━━━ Records for the task

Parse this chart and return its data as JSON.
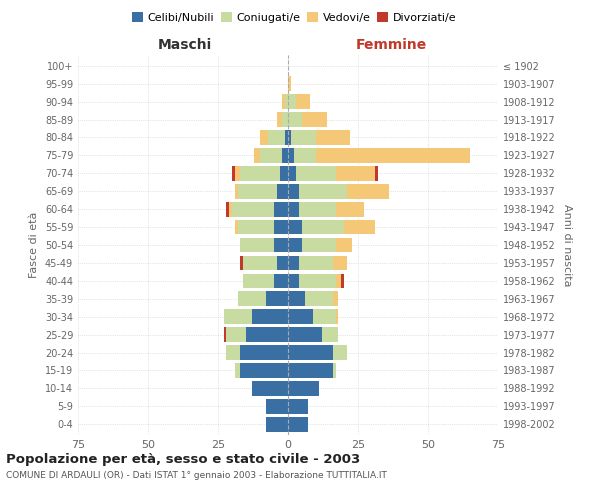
{
  "age_groups": [
    "0-4",
    "5-9",
    "10-14",
    "15-19",
    "20-24",
    "25-29",
    "30-34",
    "35-39",
    "40-44",
    "45-49",
    "50-54",
    "55-59",
    "60-64",
    "65-69",
    "70-74",
    "75-79",
    "80-84",
    "85-89",
    "90-94",
    "95-99",
    "100+"
  ],
  "birth_years": [
    "1998-2002",
    "1993-1997",
    "1988-1992",
    "1983-1987",
    "1978-1982",
    "1973-1977",
    "1968-1972",
    "1963-1967",
    "1958-1962",
    "1953-1957",
    "1948-1952",
    "1943-1947",
    "1938-1942",
    "1933-1937",
    "1928-1932",
    "1923-1927",
    "1918-1922",
    "1913-1917",
    "1908-1912",
    "1903-1907",
    "≤ 1902"
  ],
  "maschi": {
    "celibe": [
      8,
      8,
      13,
      17,
      17,
      15,
      13,
      8,
      5,
      4,
      5,
      5,
      5,
      4,
      3,
      2,
      1,
      0,
      0,
      0,
      0
    ],
    "coniugato": [
      0,
      0,
      0,
      2,
      5,
      7,
      10,
      10,
      11,
      12,
      12,
      13,
      15,
      14,
      14,
      8,
      6,
      2,
      1,
      0,
      0
    ],
    "vedovo": [
      0,
      0,
      0,
      0,
      0,
      0,
      0,
      0,
      0,
      0,
      0,
      1,
      1,
      1,
      2,
      2,
      3,
      2,
      1,
      0,
      0
    ],
    "divorziato": [
      0,
      0,
      0,
      0,
      0,
      1,
      0,
      0,
      0,
      1,
      0,
      0,
      1,
      0,
      1,
      0,
      0,
      0,
      0,
      0,
      0
    ]
  },
  "femmine": {
    "nubile": [
      7,
      7,
      11,
      16,
      16,
      12,
      9,
      6,
      4,
      4,
      5,
      5,
      4,
      4,
      3,
      2,
      1,
      0,
      0,
      0,
      0
    ],
    "coniugata": [
      0,
      0,
      0,
      1,
      5,
      6,
      8,
      10,
      13,
      12,
      12,
      15,
      13,
      17,
      14,
      8,
      9,
      5,
      3,
      0,
      0
    ],
    "vedova": [
      0,
      0,
      0,
      0,
      0,
      0,
      1,
      2,
      2,
      5,
      6,
      11,
      10,
      15,
      14,
      55,
      12,
      9,
      5,
      1,
      0
    ],
    "divorziata": [
      0,
      0,
      0,
      0,
      0,
      0,
      0,
      0,
      1,
      0,
      0,
      0,
      0,
      0,
      1,
      0,
      0,
      0,
      0,
      0,
      0
    ]
  },
  "colors": {
    "celibe": "#3a6fa3",
    "coniugato": "#c8dba0",
    "vedovo": "#f5c878",
    "divorziato": "#c0392b"
  },
  "legend_labels": [
    "Celibi/Nubili",
    "Coniugati/e",
    "Vedovi/e",
    "Divorziati/e"
  ],
  "title": "Popolazione per età, sesso e stato civile - 2003",
  "subtitle": "COMUNE DI ARDAULI (OR) - Dati ISTAT 1° gennaio 2003 - Elaborazione TUTTITALIA.IT",
  "label_maschi": "Maschi",
  "label_femmine": "Femmine",
  "ylabel_left": "Fasce di età",
  "ylabel_right": "Anni di nascita",
  "xlim": 75,
  "background_color": "#ffffff",
  "grid_color": "#cccccc",
  "bar_height": 0.82
}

━━━━━━

Problem requirements →
Without including the pictures, return each record above exactly as it stands.

Full answer →
Parse this chart and return its data as JSON.
{
  "age_groups": [
    "0-4",
    "5-9",
    "10-14",
    "15-19",
    "20-24",
    "25-29",
    "30-34",
    "35-39",
    "40-44",
    "45-49",
    "50-54",
    "55-59",
    "60-64",
    "65-69",
    "70-74",
    "75-79",
    "80-84",
    "85-89",
    "90-94",
    "95-99",
    "100+"
  ],
  "birth_years": [
    "1998-2002",
    "1993-1997",
    "1988-1992",
    "1983-1987",
    "1978-1982",
    "1973-1977",
    "1968-1972",
    "1963-1967",
    "1958-1962",
    "1953-1957",
    "1948-1952",
    "1943-1947",
    "1938-1942",
    "1933-1937",
    "1928-1932",
    "1923-1927",
    "1918-1922",
    "1913-1917",
    "1908-1912",
    "1903-1907",
    "≤ 1902"
  ],
  "maschi": {
    "celibe": [
      8,
      8,
      13,
      17,
      17,
      15,
      13,
      8,
      5,
      4,
      5,
      5,
      5,
      4,
      3,
      2,
      1,
      0,
      0,
      0,
      0
    ],
    "coniugato": [
      0,
      0,
      0,
      2,
      5,
      7,
      10,
      10,
      11,
      12,
      12,
      13,
      15,
      14,
      14,
      8,
      6,
      2,
      1,
      0,
      0
    ],
    "vedovo": [
      0,
      0,
      0,
      0,
      0,
      0,
      0,
      0,
      0,
      0,
      0,
      1,
      1,
      1,
      2,
      2,
      3,
      2,
      1,
      0,
      0
    ],
    "divorziato": [
      0,
      0,
      0,
      0,
      0,
      1,
      0,
      0,
      0,
      1,
      0,
      0,
      1,
      0,
      1,
      0,
      0,
      0,
      0,
      0,
      0
    ]
  },
  "femmine": {
    "nubile": [
      7,
      7,
      11,
      16,
      16,
      12,
      9,
      6,
      4,
      4,
      5,
      5,
      4,
      4,
      3,
      2,
      1,
      0,
      0,
      0,
      0
    ],
    "coniugata": [
      0,
      0,
      0,
      1,
      5,
      6,
      8,
      10,
      13,
      12,
      12,
      15,
      13,
      17,
      14,
      8,
      9,
      5,
      3,
      0,
      0
    ],
    "vedova": [
      0,
      0,
      0,
      0,
      0,
      0,
      1,
      2,
      2,
      5,
      6,
      11,
      10,
      15,
      14,
      55,
      12,
      9,
      5,
      1,
      0
    ],
    "divorziata": [
      0,
      0,
      0,
      0,
      0,
      0,
      0,
      0,
      1,
      0,
      0,
      0,
      0,
      0,
      1,
      0,
      0,
      0,
      0,
      0,
      0
    ]
  },
  "colors": {
    "celibe": "#3a6fa3",
    "coniugato": "#c8dba0",
    "vedovo": "#f5c878",
    "divorziato": "#c0392b"
  },
  "legend_labels": [
    "Celibi/Nubili",
    "Coniugati/e",
    "Vedovi/e",
    "Divorziati/e"
  ],
  "title": "Popolazione per età, sesso e stato civile - 2003",
  "subtitle": "COMUNE DI ARDAULI (OR) - Dati ISTAT 1° gennaio 2003 - Elaborazione TUTTITALIA.IT",
  "label_maschi": "Maschi",
  "label_femmine": "Femmine",
  "ylabel_left": "Fasce di età",
  "ylabel_right": "Anni di nascita",
  "xlim": 75,
  "background_color": "#ffffff",
  "grid_color": "#cccccc",
  "bar_height": 0.82
}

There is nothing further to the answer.